┌────────

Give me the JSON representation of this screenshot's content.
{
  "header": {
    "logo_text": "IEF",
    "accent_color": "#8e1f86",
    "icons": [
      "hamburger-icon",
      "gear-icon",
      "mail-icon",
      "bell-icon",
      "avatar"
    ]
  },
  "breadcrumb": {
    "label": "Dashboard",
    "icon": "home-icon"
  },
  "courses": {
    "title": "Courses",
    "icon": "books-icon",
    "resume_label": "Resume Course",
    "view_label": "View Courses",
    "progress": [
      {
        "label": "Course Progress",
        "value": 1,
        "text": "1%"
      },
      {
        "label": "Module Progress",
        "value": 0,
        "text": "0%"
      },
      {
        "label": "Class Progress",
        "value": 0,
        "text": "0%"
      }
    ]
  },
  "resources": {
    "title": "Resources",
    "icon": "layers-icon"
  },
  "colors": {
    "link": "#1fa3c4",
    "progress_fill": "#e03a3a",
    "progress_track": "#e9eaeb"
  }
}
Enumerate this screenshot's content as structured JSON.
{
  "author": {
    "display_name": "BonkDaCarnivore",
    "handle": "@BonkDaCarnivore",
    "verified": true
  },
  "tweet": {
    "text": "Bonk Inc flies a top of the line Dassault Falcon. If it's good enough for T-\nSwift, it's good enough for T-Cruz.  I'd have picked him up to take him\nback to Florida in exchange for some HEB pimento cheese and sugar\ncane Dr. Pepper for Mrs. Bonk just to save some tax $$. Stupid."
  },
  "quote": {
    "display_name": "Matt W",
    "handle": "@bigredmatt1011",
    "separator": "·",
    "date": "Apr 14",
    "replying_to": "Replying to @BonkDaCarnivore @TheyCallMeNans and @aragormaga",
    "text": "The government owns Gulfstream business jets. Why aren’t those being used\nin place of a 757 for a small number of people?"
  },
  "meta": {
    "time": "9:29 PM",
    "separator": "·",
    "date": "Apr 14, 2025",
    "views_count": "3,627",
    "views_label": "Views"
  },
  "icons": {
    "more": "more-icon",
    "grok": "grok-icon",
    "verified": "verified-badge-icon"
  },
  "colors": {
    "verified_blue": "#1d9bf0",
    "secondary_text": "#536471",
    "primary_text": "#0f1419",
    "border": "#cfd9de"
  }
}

└────────

> Task to carry out:
Give the number of lines in the records that contain the string "screenshot", and nothing besides.

> Written solution:
2